TEXT:

>>

# Questions on refining gold from rich ore with HNO3 + HCl



## Anonymous (Nov 4, 2010)

I recently found some interesting meta-sedimentary rocks in a nearby stream that runs through my property, which contain a healthy mixture of metal chunks and veins. Some of the stones have chunks of metal large enough that a few small dull yellow/black metallic "domes" are present on rounded surfaces (seemingly from malleable metal rolling down the stream bed).

I got excited and picked up a small bottle (about 10mL). of HNO3 + HCl solution from a friend who had an 18K gold testing kit. I know the solution is supposed to go bad over time, but this mixture seems to be pretty stable...no apparent pressure in the bottle, and it's never been opened it since he bought it (a few months back). Furthermore, the acid is very effective at dissolving pretty much everything but the quartzite and other silicates from the multicored rock (about 70% Silicate 30% Metal).

For what it's worth, I did some scratch testing and such before crushing/dissolving, and there seemed to be just as much
brittle iron ore and pyrite as there was malleable metal in the diverse rock...including small amounts of copper and lead

Last night, I carefully contained and partially crushed the rock, and dissolved about 0.2kg in all 10ml of acid in a 6" wide pyrex dish. I left it overnight on a warm ceramic tile near my wood stove air intake, and added some water this morning. I came home from work this evening, and I now have a relatively thick faintly brown/yellow solution, which contains:

- Countless small golden flakes/plates
- A pile of rusty orange "mud" covering the bottom of the dish
- A few crusty black chunks that I can crush by carefully prodding (which then dissolve almost instantly)
- 5 ~2-3mm diameter heavy black metallic chunks, which seem to be pretty solid and not malleable.

I then removed all the leftover fragments of quartzite, sand, and mica with tweezers. What was interesting to me is that there were many more golden flakes in the dish this mornig than when I set it down last night...and when I added a drop of water this eve (with a few crystals of Baking Soda dissolved in it), a couple more tiny flakes seemed to precipitate out of the solution.

<<

[Stored data]
>>

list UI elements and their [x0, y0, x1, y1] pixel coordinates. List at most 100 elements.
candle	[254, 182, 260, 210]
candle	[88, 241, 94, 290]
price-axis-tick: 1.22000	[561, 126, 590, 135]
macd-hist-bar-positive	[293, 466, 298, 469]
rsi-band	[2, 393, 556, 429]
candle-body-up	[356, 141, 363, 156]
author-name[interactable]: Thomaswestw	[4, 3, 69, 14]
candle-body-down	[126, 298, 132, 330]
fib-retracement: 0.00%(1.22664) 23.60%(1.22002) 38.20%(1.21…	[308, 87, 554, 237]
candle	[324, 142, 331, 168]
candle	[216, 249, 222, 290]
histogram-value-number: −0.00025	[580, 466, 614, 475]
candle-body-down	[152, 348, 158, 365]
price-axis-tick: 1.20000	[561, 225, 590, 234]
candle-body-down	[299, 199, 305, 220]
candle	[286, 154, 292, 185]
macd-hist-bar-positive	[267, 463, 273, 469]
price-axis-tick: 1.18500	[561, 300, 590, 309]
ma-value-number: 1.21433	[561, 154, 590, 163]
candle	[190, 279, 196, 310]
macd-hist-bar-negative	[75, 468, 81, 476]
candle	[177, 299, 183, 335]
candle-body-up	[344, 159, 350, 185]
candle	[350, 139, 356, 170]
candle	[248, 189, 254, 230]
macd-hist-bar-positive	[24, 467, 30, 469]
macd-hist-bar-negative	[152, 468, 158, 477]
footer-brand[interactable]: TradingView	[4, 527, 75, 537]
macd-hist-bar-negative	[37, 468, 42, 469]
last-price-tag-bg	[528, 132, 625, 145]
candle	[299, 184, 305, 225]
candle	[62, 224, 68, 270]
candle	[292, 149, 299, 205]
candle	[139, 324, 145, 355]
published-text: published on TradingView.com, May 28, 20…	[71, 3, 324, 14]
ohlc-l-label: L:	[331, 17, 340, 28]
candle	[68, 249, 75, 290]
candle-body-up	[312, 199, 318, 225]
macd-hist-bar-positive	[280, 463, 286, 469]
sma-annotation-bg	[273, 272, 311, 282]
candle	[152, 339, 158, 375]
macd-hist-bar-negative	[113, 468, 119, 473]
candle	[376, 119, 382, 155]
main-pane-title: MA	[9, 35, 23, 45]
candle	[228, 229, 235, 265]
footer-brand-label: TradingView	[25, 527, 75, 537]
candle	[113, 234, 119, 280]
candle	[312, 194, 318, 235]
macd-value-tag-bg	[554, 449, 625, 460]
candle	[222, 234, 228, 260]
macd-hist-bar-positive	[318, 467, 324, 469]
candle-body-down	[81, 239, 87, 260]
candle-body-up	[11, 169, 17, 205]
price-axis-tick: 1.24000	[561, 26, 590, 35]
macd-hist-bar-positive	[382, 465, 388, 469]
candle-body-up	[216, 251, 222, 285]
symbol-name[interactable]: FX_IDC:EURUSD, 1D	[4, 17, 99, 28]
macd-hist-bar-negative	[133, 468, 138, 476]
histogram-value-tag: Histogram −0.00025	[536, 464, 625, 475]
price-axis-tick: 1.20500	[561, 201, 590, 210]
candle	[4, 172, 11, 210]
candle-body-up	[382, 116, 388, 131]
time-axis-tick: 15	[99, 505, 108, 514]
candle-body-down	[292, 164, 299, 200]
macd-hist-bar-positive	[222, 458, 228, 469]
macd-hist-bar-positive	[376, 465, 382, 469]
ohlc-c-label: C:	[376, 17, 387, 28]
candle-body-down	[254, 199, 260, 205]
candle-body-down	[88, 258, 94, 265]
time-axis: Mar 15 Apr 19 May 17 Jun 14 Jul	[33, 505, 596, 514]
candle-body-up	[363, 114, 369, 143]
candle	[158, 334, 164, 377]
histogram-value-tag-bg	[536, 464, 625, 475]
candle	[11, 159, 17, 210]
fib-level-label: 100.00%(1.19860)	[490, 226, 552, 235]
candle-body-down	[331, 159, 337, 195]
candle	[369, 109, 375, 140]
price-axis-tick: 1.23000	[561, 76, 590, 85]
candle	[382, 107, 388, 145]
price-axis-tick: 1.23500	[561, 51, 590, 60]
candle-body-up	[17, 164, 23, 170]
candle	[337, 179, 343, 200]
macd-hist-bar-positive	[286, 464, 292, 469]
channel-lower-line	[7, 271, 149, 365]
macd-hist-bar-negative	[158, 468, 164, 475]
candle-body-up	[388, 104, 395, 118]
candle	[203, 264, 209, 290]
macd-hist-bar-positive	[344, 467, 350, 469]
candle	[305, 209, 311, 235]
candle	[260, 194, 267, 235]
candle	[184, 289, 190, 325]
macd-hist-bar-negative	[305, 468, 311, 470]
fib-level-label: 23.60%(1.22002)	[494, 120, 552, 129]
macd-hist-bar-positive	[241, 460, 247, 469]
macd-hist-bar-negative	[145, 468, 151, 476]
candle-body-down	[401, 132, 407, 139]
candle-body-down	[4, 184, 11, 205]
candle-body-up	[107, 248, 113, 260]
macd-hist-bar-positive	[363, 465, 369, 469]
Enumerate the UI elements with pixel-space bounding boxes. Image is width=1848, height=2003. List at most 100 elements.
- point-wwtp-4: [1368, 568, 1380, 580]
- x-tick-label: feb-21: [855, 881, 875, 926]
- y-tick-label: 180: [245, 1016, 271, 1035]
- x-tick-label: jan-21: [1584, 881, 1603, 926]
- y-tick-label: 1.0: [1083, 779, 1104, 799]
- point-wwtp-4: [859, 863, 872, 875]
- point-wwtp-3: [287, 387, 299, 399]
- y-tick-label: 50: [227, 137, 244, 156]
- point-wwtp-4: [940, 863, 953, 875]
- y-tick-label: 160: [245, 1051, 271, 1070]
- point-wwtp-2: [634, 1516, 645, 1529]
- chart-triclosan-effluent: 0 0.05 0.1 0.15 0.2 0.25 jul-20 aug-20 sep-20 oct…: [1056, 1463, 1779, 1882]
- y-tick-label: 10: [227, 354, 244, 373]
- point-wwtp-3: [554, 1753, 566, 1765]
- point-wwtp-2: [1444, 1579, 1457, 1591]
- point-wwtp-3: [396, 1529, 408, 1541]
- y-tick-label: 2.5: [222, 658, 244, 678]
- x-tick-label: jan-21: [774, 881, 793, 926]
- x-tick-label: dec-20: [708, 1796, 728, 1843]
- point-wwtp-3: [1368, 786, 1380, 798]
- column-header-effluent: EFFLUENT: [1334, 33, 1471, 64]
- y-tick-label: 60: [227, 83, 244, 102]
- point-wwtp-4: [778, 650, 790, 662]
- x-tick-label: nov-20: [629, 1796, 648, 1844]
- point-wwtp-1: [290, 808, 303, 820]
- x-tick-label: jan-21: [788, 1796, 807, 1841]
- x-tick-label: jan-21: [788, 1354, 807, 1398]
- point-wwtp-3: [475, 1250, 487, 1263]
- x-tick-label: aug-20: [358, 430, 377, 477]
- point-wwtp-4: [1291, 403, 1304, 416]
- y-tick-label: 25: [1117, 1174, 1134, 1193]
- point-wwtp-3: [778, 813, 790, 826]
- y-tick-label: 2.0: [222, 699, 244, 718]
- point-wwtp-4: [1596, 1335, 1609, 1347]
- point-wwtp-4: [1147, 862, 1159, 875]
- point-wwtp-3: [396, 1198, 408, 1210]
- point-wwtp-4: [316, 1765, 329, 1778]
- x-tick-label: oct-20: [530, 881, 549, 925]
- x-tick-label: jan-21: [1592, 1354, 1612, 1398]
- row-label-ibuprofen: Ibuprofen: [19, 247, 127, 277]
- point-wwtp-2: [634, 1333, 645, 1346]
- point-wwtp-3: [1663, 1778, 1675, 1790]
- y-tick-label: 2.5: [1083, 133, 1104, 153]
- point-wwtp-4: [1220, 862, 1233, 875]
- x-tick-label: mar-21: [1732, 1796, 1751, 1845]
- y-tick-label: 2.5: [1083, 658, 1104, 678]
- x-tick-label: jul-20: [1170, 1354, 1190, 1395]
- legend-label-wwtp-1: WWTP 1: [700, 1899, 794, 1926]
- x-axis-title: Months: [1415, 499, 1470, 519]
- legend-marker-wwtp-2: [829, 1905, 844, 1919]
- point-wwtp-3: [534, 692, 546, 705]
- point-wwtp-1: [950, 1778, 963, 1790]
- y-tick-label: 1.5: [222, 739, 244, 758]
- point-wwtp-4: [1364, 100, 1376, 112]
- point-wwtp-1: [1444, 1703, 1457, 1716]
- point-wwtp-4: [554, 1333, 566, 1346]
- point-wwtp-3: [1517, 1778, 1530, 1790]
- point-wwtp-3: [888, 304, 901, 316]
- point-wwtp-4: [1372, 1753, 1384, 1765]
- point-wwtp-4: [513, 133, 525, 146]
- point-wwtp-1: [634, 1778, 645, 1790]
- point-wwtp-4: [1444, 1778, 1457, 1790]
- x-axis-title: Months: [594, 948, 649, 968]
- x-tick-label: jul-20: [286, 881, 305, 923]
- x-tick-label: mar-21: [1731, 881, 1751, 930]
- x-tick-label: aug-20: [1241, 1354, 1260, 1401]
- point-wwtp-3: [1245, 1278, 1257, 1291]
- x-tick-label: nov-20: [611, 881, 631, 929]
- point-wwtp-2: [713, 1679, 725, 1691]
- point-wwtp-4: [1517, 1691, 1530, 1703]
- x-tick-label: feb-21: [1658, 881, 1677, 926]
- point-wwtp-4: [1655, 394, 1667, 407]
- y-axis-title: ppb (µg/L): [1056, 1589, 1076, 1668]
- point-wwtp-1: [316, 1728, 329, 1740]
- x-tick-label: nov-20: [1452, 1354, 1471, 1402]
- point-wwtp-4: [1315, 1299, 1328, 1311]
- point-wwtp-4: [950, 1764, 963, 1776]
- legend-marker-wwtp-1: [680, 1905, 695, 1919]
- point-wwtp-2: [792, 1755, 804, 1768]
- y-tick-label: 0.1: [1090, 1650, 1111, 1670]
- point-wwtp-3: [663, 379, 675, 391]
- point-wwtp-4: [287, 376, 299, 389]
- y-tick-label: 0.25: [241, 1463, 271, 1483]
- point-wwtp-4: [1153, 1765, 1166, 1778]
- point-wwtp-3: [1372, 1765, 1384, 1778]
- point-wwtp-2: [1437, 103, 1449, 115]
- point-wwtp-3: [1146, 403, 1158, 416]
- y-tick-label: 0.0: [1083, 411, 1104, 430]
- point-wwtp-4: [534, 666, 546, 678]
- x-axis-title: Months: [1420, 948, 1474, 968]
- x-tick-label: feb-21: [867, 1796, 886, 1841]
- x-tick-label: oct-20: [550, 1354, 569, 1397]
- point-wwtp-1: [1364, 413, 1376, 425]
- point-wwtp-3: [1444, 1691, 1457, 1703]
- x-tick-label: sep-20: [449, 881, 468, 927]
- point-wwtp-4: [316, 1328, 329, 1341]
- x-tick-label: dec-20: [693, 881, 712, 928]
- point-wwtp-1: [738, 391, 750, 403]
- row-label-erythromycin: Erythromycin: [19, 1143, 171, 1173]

<<

WHAT YOU WILL DO:
**1)** In the gold-refining thread, rewrite the part that opens with the words containing "## Anonymous (Nov" and closes with "the stream bed).", swapping "stream" for "creek".
**2)** Do these statements agree with the gold-refining thread? Answer yes or no for each, quoting the deciding words. (a) The acid bottle had been opened before the rock was dissolved. (b) About 0.2kg of rock was dissolved in 10ml of acid. (c) The dish was left overnight near the wood stove air intake.
**3)** In the gold-refining thread, what diameter are the five heavy black metallic chunks?

WRITTEN RESPONSES:
**1)**
## Anonymous (Nov 4, 2010)

I recently found some interesting meta-sedimentary rocks in a nearby creek that runs through my property, which contain a healthy mixture of metal chunks and veins. Some of the stones have chunks of metal large enough that a few small dull yellow/black metallic "domes" are present on rounded surfaces (seemingly from malleable metal rolling down the creek bed).

**2)**
(a) No: "it's never been opened it since he bought it"
(b) Yes: "dissolved about 0.2kg in all 10ml of acid"
(c) Yes: "I left it overnight on a warm ceramic tile near my wood stove air intake"

**3)** About 2-3mm.